> [INSTRUCTIONS FOR THE TASK]: Copy out the lines below verbatim, from the very first line down to the line containing "Detect and localize", and leave out the pictures.

◇ ◇ ◇ ◇

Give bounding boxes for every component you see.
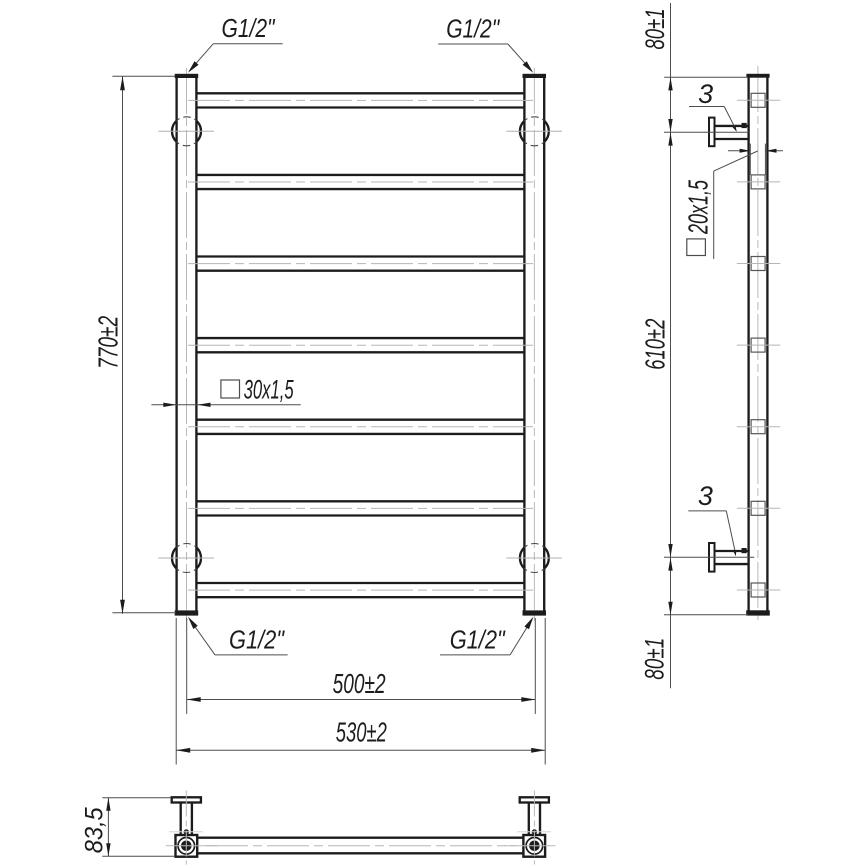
svg-text:500±2: 500±2 <box>333 668 386 699</box>
svg-text:G1/2": G1/2" <box>229 627 285 655</box>
svg-text:G1/2": G1/2" <box>222 15 276 43</box>
svg-text:3: 3 <box>698 481 713 511</box>
svg-text:30x1,5: 30x1,5 <box>244 375 295 405</box>
svg-text:3: 3 <box>698 79 713 109</box>
svg-text:20x1,5: 20x1,5 <box>683 180 714 235</box>
svg-text:610±2: 610±2 <box>640 319 671 370</box>
svg-text:770±2: 770±2 <box>92 316 123 369</box>
svg-text:G1/2": G1/2" <box>450 627 506 655</box>
svg-text:530±2: 530±2 <box>336 717 387 748</box>
svg-text:G1/2": G1/2" <box>446 16 500 44</box>
svg-text:80±1: 80±1 <box>639 638 669 680</box>
svg-text:80±1: 80±1 <box>640 9 670 50</box>
svg-text:83,5: 83,5 <box>80 807 108 853</box>
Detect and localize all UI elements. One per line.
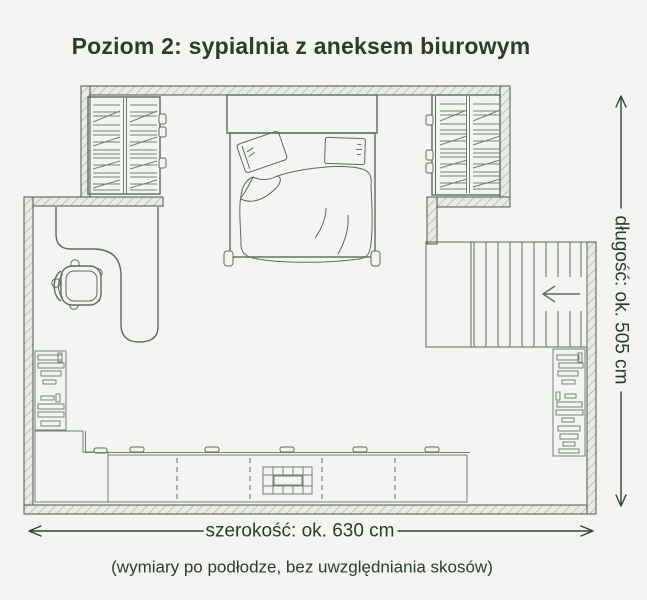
- corner-cabinet: [35, 431, 108, 502]
- wall-top: [81, 86, 510, 95]
- basket: [263, 467, 312, 494]
- books: [556, 353, 583, 453]
- page-title: Poziom 2: sypialnia z aneksem biurowym: [72, 33, 531, 59]
- bed-foot-left: [224, 251, 233, 266]
- wall-left-step: [24, 197, 163, 206]
- bed-mattress: [230, 133, 375, 257]
- wall-right-step-v: [427, 197, 437, 244]
- bed: [224, 95, 380, 266]
- wardrobe-right: [426, 95, 500, 195]
- bed-duvet: [240, 167, 372, 263]
- bookshelf-left: [35, 351, 66, 430]
- wall-bottom: [24, 505, 596, 514]
- chair-seat: [61, 266, 101, 305]
- wall-right: [587, 242, 596, 514]
- wardrobe-left: [88, 97, 166, 194]
- stairs: [426, 242, 587, 347]
- bed-foot-right: [371, 251, 380, 266]
- cabinet-handles: [130, 447, 439, 452]
- floor-plan-page: Poziom 2: sypialnia z aneksem biurowym: [0, 0, 647, 600]
- length-dimension: długość: ok. 505 cm: [611, 96, 632, 506]
- bed-headboard: [227, 95, 377, 133]
- books: [38, 353, 64, 426]
- width-dimension: szerokość: ok. 630 cm: [29, 521, 593, 542]
- stairs-direction-arrow-icon: [543, 286, 580, 302]
- pillow-left: [236, 131, 287, 174]
- pillow-right: [325, 137, 366, 164]
- wall-alcove-right: [500, 86, 510, 207]
- length-dimension-label: długość: ok. 505 cm: [611, 216, 632, 385]
- floor-plan: Poziom 2: sypialnia z aneksem biurowym: [0, 0, 647, 600]
- low-cabinet-run: [85, 447, 470, 502]
- office-chair: [52, 260, 102, 309]
- wall-right-step-h: [427, 197, 510, 207]
- dimension-footnote: (wymiary po podłodze, bez uwzględniania …: [111, 558, 493, 577]
- bookshelf-right: [553, 349, 585, 456]
- wall-left: [24, 197, 33, 514]
- width-dimension-label: szerokość: ok. 630 cm: [205, 521, 394, 542]
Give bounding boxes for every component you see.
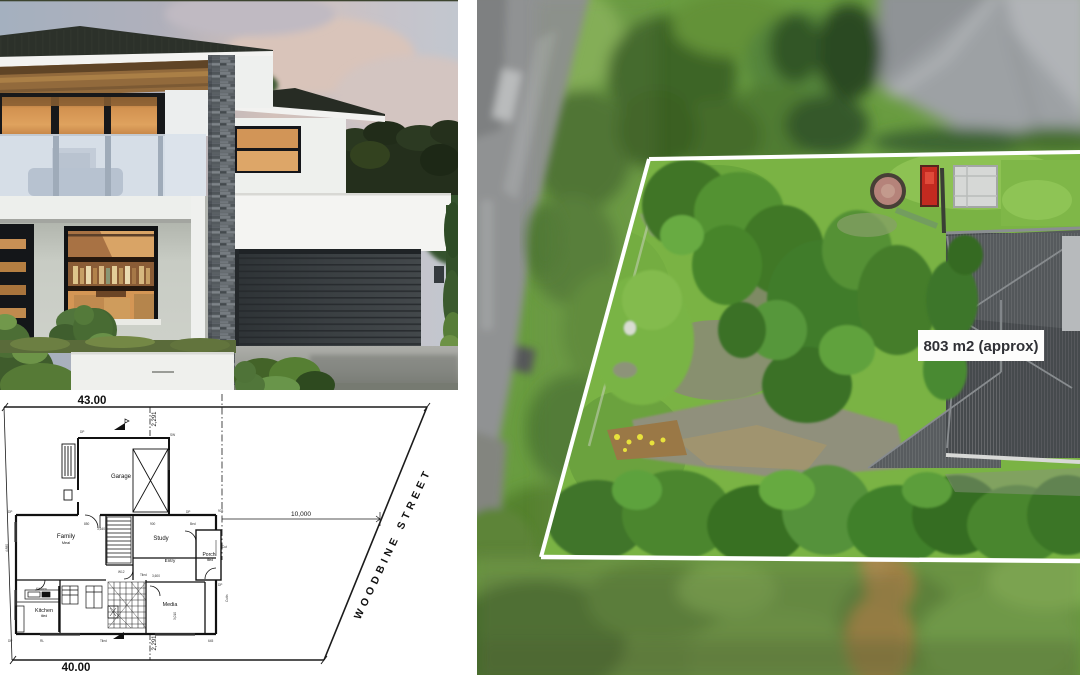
svg-text:645: 645	[208, 639, 214, 643]
svg-text:Cut: Cut	[222, 545, 227, 549]
svg-text:SW: SW	[170, 433, 175, 437]
svg-text:DP: DP	[186, 510, 190, 514]
svg-text:Bed: Bed	[190, 522, 196, 526]
svg-text:Family: Family	[57, 533, 76, 540]
svg-text:3,640: 3,640	[97, 527, 105, 531]
svg-text:DP: DP	[8, 510, 12, 514]
svg-text:Cutln: Cutln	[225, 594, 229, 602]
svg-text:43.00: 43.00	[78, 395, 107, 407]
svg-text:3,010: 3,010	[173, 612, 177, 620]
svg-text:DP: DP	[80, 430, 84, 434]
svg-text:Tiled: Tiled	[100, 639, 107, 643]
svg-text:900: 900	[150, 522, 156, 526]
svg-text:RL: RL	[40, 639, 44, 643]
svg-text:2,291: 2,291	[152, 635, 158, 651]
svg-text:DP: DP	[218, 583, 222, 587]
svg-text:803 m2 (approx): 803 m2 (approx)	[923, 338, 1038, 355]
svg-text:tiled: tiled	[41, 614, 47, 618]
svg-text:3,600: 3,600	[152, 574, 160, 578]
svg-text:Study: Study	[153, 536, 168, 542]
svg-text:4,880: 4,880	[5, 544, 9, 552]
svg-text:Entry: Entry	[165, 558, 176, 563]
svg-text:W12: W12	[118, 570, 125, 574]
svg-text:Media: Media	[163, 602, 178, 608]
svg-text:903: 903	[218, 509, 224, 513]
svg-text:40.00: 40.00	[62, 662, 91, 674]
svg-text:10,000: 10,000	[291, 511, 311, 518]
svg-text:tiled: tiled	[207, 558, 213, 562]
svg-text:850: 850	[84, 522, 90, 526]
svg-text:2,291: 2,291	[152, 411, 158, 427]
svg-text:DP: DP	[8, 639, 12, 643]
svg-text:Garage: Garage	[111, 474, 132, 480]
svg-text:Meal: Meal	[62, 541, 70, 545]
svg-text:Tiled: Tiled	[140, 573, 147, 577]
svg-text:Kitchen: Kitchen	[36, 587, 47, 591]
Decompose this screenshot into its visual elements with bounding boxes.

◇ ◇ ◇ ◇

> [EXERCISE RESULT]:
Give bounding boxes for every component you see.
svg-text:500±2: 500±2 <box>333 668 386 699</box>
svg-text:G1/2": G1/2" <box>229 627 285 655</box>
svg-text:G1/2": G1/2" <box>222 15 276 43</box>
svg-text:3: 3 <box>698 481 713 511</box>
svg-text:30x1,5: 30x1,5 <box>244 375 295 405</box>
svg-text:3: 3 <box>698 79 713 109</box>
svg-text:20x1,5: 20x1,5 <box>683 180 714 235</box>
svg-text:610±2: 610±2 <box>640 319 671 370</box>
svg-text:770±2: 770±2 <box>92 316 123 369</box>
svg-text:G1/2": G1/2" <box>450 627 506 655</box>
svg-text:530±2: 530±2 <box>336 717 387 748</box>
svg-text:G1/2": G1/2" <box>446 16 500 44</box>
svg-text:80±1: 80±1 <box>639 638 669 680</box>
svg-text:80±1: 80±1 <box>640 9 670 50</box>
svg-text:83,5: 83,5 <box>80 807 108 853</box>
Detect and localize all UI elements. One per line.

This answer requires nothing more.